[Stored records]

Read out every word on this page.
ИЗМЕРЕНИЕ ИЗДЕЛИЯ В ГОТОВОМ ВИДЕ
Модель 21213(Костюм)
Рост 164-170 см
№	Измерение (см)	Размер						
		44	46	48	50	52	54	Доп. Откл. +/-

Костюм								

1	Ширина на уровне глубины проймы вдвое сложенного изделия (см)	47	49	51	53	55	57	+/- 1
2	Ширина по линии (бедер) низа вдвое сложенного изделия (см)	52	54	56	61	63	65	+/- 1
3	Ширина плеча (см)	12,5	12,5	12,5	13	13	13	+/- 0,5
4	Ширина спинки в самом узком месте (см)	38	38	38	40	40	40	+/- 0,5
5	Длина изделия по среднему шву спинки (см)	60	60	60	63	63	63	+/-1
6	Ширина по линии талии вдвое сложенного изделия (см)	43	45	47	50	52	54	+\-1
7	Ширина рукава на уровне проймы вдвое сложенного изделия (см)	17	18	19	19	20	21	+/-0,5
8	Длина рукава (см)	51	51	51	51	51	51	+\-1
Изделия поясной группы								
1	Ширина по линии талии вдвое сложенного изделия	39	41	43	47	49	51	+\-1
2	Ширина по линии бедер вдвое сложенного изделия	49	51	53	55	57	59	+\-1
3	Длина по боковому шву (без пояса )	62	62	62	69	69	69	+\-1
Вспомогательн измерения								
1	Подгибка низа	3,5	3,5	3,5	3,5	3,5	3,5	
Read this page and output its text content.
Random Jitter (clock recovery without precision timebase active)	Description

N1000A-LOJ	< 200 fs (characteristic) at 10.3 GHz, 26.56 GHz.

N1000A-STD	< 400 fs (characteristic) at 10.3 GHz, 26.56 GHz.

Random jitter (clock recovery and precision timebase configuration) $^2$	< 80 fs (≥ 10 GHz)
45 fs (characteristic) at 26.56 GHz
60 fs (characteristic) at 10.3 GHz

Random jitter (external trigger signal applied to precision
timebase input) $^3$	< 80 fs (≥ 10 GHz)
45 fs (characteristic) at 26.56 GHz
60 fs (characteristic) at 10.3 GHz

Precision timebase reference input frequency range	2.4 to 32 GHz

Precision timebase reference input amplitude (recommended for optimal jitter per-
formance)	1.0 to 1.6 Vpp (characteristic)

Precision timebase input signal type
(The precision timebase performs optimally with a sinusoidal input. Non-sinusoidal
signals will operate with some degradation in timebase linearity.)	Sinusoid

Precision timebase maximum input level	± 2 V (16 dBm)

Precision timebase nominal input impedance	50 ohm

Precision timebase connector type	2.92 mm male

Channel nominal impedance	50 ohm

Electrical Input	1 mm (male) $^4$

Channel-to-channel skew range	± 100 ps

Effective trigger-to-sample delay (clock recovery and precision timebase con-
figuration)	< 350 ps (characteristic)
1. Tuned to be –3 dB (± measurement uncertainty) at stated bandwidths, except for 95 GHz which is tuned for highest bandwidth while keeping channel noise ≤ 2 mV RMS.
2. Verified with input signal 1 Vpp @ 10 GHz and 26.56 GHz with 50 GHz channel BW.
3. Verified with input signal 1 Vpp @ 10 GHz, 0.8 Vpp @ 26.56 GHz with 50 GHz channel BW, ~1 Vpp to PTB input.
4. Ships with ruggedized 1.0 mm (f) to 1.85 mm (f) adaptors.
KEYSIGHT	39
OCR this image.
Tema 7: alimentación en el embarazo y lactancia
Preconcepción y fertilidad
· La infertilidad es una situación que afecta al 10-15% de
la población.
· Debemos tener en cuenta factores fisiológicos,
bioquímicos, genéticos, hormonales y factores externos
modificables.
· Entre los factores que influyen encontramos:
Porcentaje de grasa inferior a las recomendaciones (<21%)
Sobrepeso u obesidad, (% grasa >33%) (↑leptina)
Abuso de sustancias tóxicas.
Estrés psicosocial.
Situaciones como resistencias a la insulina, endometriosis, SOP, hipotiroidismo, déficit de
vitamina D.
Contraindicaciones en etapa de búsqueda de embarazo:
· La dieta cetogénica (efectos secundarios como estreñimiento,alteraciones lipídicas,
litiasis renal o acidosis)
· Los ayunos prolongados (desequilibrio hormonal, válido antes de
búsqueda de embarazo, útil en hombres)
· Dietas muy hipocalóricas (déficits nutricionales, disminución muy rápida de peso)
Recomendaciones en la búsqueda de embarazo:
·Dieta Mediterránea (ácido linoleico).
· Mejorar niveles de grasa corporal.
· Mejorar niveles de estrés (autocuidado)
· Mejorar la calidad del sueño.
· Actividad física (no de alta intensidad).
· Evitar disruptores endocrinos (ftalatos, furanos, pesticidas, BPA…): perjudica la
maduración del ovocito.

**What is needed**
In the listing, find each line with the string "type" and copy it.

**Solution**
Precision timebase input signal type
Precision timebase connector type	2.92 mm male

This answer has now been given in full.